▶ [THE REQUEST]: Reproduce the rows below, substituting "line" for every occurrence of "text-line" and leaving everything else unchanged.

* * * * * * * * *

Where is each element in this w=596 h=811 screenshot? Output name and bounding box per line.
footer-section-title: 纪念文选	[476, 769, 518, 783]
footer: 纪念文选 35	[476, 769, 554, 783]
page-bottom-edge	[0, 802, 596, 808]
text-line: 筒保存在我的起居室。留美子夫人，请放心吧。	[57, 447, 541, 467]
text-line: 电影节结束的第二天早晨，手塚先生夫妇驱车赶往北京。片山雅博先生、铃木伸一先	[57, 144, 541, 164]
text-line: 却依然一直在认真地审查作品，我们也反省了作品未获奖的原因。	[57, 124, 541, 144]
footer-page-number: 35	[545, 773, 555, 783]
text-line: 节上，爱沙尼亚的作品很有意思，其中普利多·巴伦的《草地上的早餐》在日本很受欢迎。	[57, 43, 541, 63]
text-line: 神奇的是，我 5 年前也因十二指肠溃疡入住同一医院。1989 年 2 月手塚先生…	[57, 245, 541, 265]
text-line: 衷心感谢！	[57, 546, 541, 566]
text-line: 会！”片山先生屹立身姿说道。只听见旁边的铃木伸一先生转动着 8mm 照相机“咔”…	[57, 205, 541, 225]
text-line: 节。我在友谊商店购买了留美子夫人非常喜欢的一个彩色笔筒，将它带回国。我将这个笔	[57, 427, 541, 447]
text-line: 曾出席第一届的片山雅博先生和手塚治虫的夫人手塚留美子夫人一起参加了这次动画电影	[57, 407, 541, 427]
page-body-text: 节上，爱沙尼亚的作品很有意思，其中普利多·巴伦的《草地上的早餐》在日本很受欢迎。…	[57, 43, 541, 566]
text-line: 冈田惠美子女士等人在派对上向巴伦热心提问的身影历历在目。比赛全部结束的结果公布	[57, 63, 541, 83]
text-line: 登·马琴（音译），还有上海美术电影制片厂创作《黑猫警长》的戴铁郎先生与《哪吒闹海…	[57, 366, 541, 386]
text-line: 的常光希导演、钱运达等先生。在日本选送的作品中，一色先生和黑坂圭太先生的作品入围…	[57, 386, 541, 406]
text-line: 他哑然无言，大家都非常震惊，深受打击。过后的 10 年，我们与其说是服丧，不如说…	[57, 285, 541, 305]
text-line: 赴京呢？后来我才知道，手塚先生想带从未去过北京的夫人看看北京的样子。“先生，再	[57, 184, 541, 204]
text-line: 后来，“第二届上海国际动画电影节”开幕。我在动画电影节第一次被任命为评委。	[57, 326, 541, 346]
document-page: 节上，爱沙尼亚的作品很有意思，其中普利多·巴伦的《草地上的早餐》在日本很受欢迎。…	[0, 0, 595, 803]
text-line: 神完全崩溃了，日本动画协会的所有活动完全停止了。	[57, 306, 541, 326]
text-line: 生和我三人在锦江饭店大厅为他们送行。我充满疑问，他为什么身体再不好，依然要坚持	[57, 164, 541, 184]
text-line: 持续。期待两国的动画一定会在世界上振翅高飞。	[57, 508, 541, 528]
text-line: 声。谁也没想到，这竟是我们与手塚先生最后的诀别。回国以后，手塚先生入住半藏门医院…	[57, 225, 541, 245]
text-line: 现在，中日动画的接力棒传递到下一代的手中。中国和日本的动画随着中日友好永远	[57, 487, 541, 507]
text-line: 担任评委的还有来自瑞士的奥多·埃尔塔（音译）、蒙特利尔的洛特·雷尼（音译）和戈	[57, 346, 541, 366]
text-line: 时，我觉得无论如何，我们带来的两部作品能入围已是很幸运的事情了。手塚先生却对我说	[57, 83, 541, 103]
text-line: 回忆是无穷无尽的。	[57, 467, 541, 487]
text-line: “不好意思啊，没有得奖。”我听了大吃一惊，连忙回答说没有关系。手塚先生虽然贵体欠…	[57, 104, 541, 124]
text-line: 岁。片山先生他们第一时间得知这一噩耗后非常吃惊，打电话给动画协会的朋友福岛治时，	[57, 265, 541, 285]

* * * * * * * * *

▶ [TASK OUTPUT]:
Where is each element in this w=596 h=811 screenshot? Output name and bounding box per line.
footer-section-title: 纪念文选	[476, 769, 518, 783]
footer: 纪念文选 35	[476, 769, 554, 783]
page-bottom-edge	[0, 802, 596, 808]
line: 筒保存在我的起居室。留美子夫人，请放心吧。	[57, 447, 541, 467]
line: 电影节结束的第二天早晨，手塚先生夫妇驱车赶往北京。片山雅博先生、铃木伸一先	[57, 144, 541, 164]
line: 却依然一直在认真地审查作品，我们也反省了作品未获奖的原因。	[57, 124, 541, 144]
footer-page-number: 35	[545, 773, 555, 783]
line: 节上，爱沙尼亚的作品很有意思，其中普利多·巴伦的《草地上的早餐》在日本很受欢迎。	[57, 43, 541, 63]
line: 神奇的是，我 5 年前也因十二指肠溃疡入住同一医院。1989 年 2 月手塚先生…	[57, 245, 541, 265]
line: 衷心感谢！	[57, 546, 541, 566]
line: 会！”片山先生屹立身姿说道。只听见旁边的铃木伸一先生转动着 8mm 照相机“咔”…	[57, 205, 541, 225]
line: 节。我在友谊商店购买了留美子夫人非常喜欢的一个彩色笔筒，将它带回国。我将这个笔	[57, 427, 541, 447]
line: 曾出席第一届的片山雅博先生和手塚治虫的夫人手塚留美子夫人一起参加了这次动画电影	[57, 407, 541, 427]
page-body-text: 节上，爱沙尼亚的作品很有意思，其中普利多·巴伦的《草地上的早餐》在日本很受欢迎。…	[57, 43, 541, 566]
line: 冈田惠美子女士等人在派对上向巴伦热心提问的身影历历在目。比赛全部结束的结果公布	[57, 63, 541, 83]
line: 登·马琴（音译），还有上海美术电影制片厂创作《黑猫警长》的戴铁郎先生与《哪吒闹海…	[57, 366, 541, 386]
line: 的常光希导演、钱运达等先生。在日本选送的作品中，一色先生和黑坂圭太先生的作品入围…	[57, 386, 541, 406]
line: 他哑然无言，大家都非常震惊，深受打击。过后的 10 年，我们与其说是服丧，不如说…	[57, 285, 541, 305]
line: 赴京呢？后来我才知道，手塚先生想带从未去过北京的夫人看看北京的样子。“先生，再	[57, 184, 541, 204]
line: 后来，“第二届上海国际动画电影节”开幕。我在动画电影节第一次被任命为评委。	[57, 326, 541, 346]
document-page: 节上，爱沙尼亚的作品很有意思，其中普利多·巴伦的《草地上的早餐》在日本很受欢迎。…	[0, 0, 595, 803]
line: 神完全崩溃了，日本动画协会的所有活动完全停止了。	[57, 306, 541, 326]
line: 生和我三人在锦江饭店大厅为他们送行。我充满疑问，他为什么身体再不好，依然要坚持	[57, 164, 541, 184]
line: 持续。期待两国的动画一定会在世界上振翅高飞。	[57, 508, 541, 528]
line: 声。谁也没想到，这竟是我们与手塚先生最后的诀别。回国以后，手塚先生入住半藏门医院…	[57, 225, 541, 245]
line: 现在，中日动画的接力棒传递到下一代的手中。中国和日本的动画随着中日友好永远	[57, 487, 541, 507]
line: 担任评委的还有来自瑞士的奥多·埃尔塔（音译）、蒙特利尔的洛特·雷尼（音译）和戈	[57, 346, 541, 366]
line: 时，我觉得无论如何，我们带来的两部作品能入围已是很幸运的事情了。手塚先生却对我说	[57, 83, 541, 103]
line: 回忆是无穷无尽的。	[57, 467, 541, 487]
line: “不好意思啊，没有得奖。”我听了大吃一惊，连忙回答说没有关系。手塚先生虽然贵体欠…	[57, 104, 541, 124]
line: 岁。片山先生他们第一时间得知这一噩耗后非常吃惊，打电话给动画协会的朋友福岛治时，	[57, 265, 541, 285]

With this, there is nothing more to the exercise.